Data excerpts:
____________

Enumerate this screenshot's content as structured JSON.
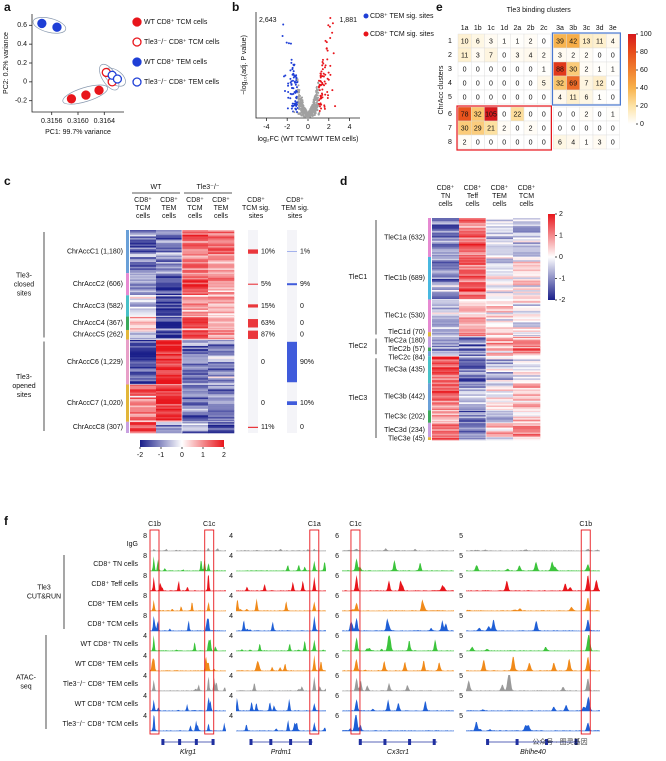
{
  "panels": {
    "a": {
      "label": "a",
      "type": "scatter",
      "xlabel": "PC1: 99.7% variance",
      "ylabel": "PC2: 0.2% variance",
      "xlim": [
        0.3153,
        0.3167
      ],
      "ylim": [
        -0.32,
        0.72
      ],
      "xticks": [
        0.3156,
        {
          "value": 0.316,
          "label": "0.3160"
        },
        0.3164
      ],
      "yticks": [
        -0.2,
        0,
        0.2,
        0.4,
        0.6
      ],
      "series": [
        {
          "name": "WT CD8⁺ TCM cells",
          "color": "#e8151b",
          "filled": true,
          "x": [
            0.3159,
            0.31612,
            0.31632
          ],
          "y": [
            -0.18,
            -0.14,
            -0.09
          ]
        },
        {
          "name": "Tle3⁻/⁻ CD8⁺ TCM cells",
          "color": "#e8151b",
          "filled": false,
          "x": [
            0.31643,
            0.31652
          ],
          "y": [
            0.1,
            0.0
          ]
        },
        {
          "name": "WT CD8⁺ TEM cells",
          "color": "#1f3fd6",
          "filled": true,
          "x": [
            0.31545,
            0.31568
          ],
          "y": [
            0.62,
            0.58
          ]
        },
        {
          "name": "Tle3⁻/⁻ CD8⁺ TEM cells",
          "color": "#1f3fd6",
          "filled": false,
          "x": [
            0.31652,
            0.3166
          ],
          "y": [
            0.07,
            0.03
          ]
        }
      ]
    },
    "b": {
      "label": "b",
      "type": "volcano",
      "xlabel": "log₂FC (WT TCM/WT TEM cells)",
      "ylabel": "−log₁₀(adj. P value)",
      "xlim": [
        -5,
        5
      ],
      "xticks": [
        -4,
        -2,
        0,
        2,
        4
      ],
      "counts": [
        "2,643",
        "1,881"
      ],
      "legend": [
        {
          "name": "CD8⁺ TEM sig. sites",
          "color": "#1f3fd6"
        },
        {
          "name": "CD8⁺ TCM sig. sites",
          "color": "#e8151b"
        }
      ]
    },
    "c": {
      "label": "c",
      "type": "heatmap",
      "groups": [
        "WT",
        "Tle3⁻/⁻"
      ],
      "columns": [
        [
          "CD8⁺",
          "TCM",
          "cells"
        ],
        [
          "CD8⁺",
          "TEM",
          "cells"
        ],
        [
          "CD8⁺",
          "TCM",
          "cells"
        ],
        [
          "CD8⁺",
          "TEM",
          "cells"
        ]
      ],
      "sig_columns": [
        [
          "CD8⁺",
          "TCM sig.",
          "sites"
        ],
        [
          "CD8⁺",
          "TEM sig.",
          "sites"
        ]
      ],
      "clusters": [
        "ChrAccC1 (1,180)",
        "ChrAccC2 (606)",
        "ChrAccC3 (582)",
        "ChrAccC4 (367)",
        "ChrAccC5 (262)",
        "ChrAccC6 (1,229)",
        "ChrAccC7 (1,020)",
        "ChrAccC8 (307)"
      ],
      "sizes": [
        1180,
        606,
        582,
        367,
        262,
        1229,
        1020,
        307
      ],
      "site_groups": [
        [
          "Tle3-",
          "closed",
          "sites"
        ],
        [
          "Tle3-",
          "opened",
          "sites"
        ]
      ],
      "tcm_sig": [
        10,
        5,
        15,
        63,
        87,
        0,
        0,
        11
      ],
      "tcm_sig_labels": [
        "10%",
        "5%",
        "15%",
        "63%",
        "87%",
        "0",
        "0",
        "11%"
      ],
      "tem_sig": [
        1,
        9,
        0,
        0,
        0,
        90,
        10,
        0
      ],
      "tem_sig_labels": [
        "1%",
        "9%",
        "0",
        "0",
        "0",
        "90%",
        "10%",
        "0"
      ],
      "colorbar_ticks": [
        -2,
        -1,
        0,
        1,
        2
      ]
    },
    "d": {
      "label": "d",
      "type": "heatmap",
      "columns": [
        [
          "CD8⁺",
          "TN",
          "cells"
        ],
        [
          "CD8⁺",
          "Teff",
          "cells"
        ],
        [
          "CD8⁺",
          "TEM",
          "cells"
        ],
        [
          "CD8⁺",
          "TCM",
          "cells"
        ]
      ],
      "clusters": [
        "TleC1a (632)",
        "TleC1b (689)",
        "TleC1c (530)",
        "TleC1d (70)",
        "TleC2a (180)",
        "TleC2b (57)",
        "TleC2c (84)",
        "TleC3a (435)",
        "TleC3b (442)",
        "TleC3c (202)",
        "TleC3d (234)",
        "TleC3e (45)"
      ],
      "sizes": [
        632,
        689,
        530,
        70,
        180,
        57,
        84,
        435,
        442,
        202,
        234,
        45
      ],
      "cluster_groups": [
        "TleC1",
        "TleC2",
        "TleC3"
      ],
      "colorbar_ticks": [
        2,
        1,
        0,
        -1,
        -2
      ]
    },
    "e": {
      "label": "e",
      "type": "matrix",
      "title": "Tle3 binding clusters",
      "ylabel": "ChrAcc clusters",
      "columns": [
        "1a",
        "1b",
        "1c",
        "1d",
        "2a",
        "2b",
        "2c",
        "3a",
        "3b",
        "3c",
        "3d",
        "3e"
      ],
      "rows": [
        1,
        2,
        3,
        4,
        5,
        6,
        7,
        8
      ],
      "values": [
        [
          10,
          6,
          3,
          1,
          1,
          2,
          0,
          39,
          42,
          13,
          11,
          4
        ],
        [
          11,
          3,
          7,
          0,
          3,
          4,
          2,
          3,
          2,
          2,
          0,
          0
        ],
        [
          0,
          0,
          0,
          0,
          0,
          0,
          1,
          88,
          30,
          2,
          1,
          1
        ],
        [
          0,
          0,
          0,
          0,
          0,
          0,
          5,
          32,
          69,
          7,
          12,
          0
        ],
        [
          0,
          0,
          0,
          0,
          0,
          0,
          0,
          4,
          11,
          6,
          1,
          0
        ],
        [
          78,
          32,
          105,
          0,
          22,
          0,
          0,
          0,
          0,
          2,
          0,
          1
        ],
        [
          30,
          29,
          21,
          2,
          0,
          2,
          0,
          0,
          0,
          0,
          0,
          0
        ],
        [
          2,
          0,
          0,
          0,
          0,
          0,
          0,
          6,
          4,
          1,
          3,
          0
        ]
      ],
      "lim": [
        0,
        100
      ],
      "ticks": [
        0,
        20,
        40,
        60,
        80,
        100
      ]
    },
    "f": {
      "label": "f",
      "type": "tracks",
      "rows": [
        {
          "label": "IgG",
          "color": "#9a9a9a"
        },
        {
          "label": "CD8⁺ TN cells",
          "color": "#3cc43c"
        },
        {
          "label": "CD8⁺ Teff cells",
          "color": "#e8151b"
        },
        {
          "label": "CD8⁺ TEM cells",
          "color": "#f08a1a"
        },
        {
          "label": "CD8⁺ TCM cells",
          "color": "#1f5fd6"
        },
        {
          "label": "WT CD8⁺ TN cells",
          "color": "#3cc43c"
        },
        {
          "label": "WT CD8⁺ TEM cells",
          "color": "#f08a1a"
        },
        {
          "label": "Tle3⁻/⁻ CD8⁺ TEM cells",
          "color": "#9a9a9a"
        },
        {
          "label": "WT CD8⁺ TCM cells",
          "color": "#1f5fd6"
        },
        {
          "label": "Tle3⁻/⁻ CD8⁺ TCM cells",
          "color": "#1f5fd6"
        }
      ],
      "row_groups": [
        [
          "Tle3",
          "CUT&RUN"
        ],
        [
          "ATAC-",
          "seq"
        ]
      ],
      "genes": [
        {
          "name": "Klrg1",
          "regions": [
            "C1b",
            "C1c"
          ],
          "scales": [
            8,
            8,
            8,
            8,
            8,
            4,
            4,
            4,
            4,
            4
          ]
        },
        {
          "name": "Prdm1",
          "regions": [
            "C1a"
          ],
          "scales": [
            4,
            4,
            4,
            4,
            4,
            4,
            4,
            4,
            4,
            4
          ]
        },
        {
          "name": "Cx3cr1",
          "regions": [
            "C1c"
          ],
          "scales": [
            6,
            6,
            6,
            6,
            6,
            6,
            6,
            6,
            6,
            6
          ]
        },
        {
          "name": "Bhlhe40",
          "regions": [
            "C1b"
          ],
          "scales": [
            5,
            5,
            5,
            5,
            5,
            5,
            5,
            5,
            5,
            5
          ]
        }
      ]
    }
  },
  "watermark": "公众号 · 图灵基因"
}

____________

TASK ITEM: All lines in the entries above that hold the word "ylabel" need to be copied.

EXERCISE OUTPUT:
      "ylabel": "PC2: 0.2% variance",
      "ylabel": "−log₁₀(adj. P value)",
      "ylabel": "ChrAcc clusters",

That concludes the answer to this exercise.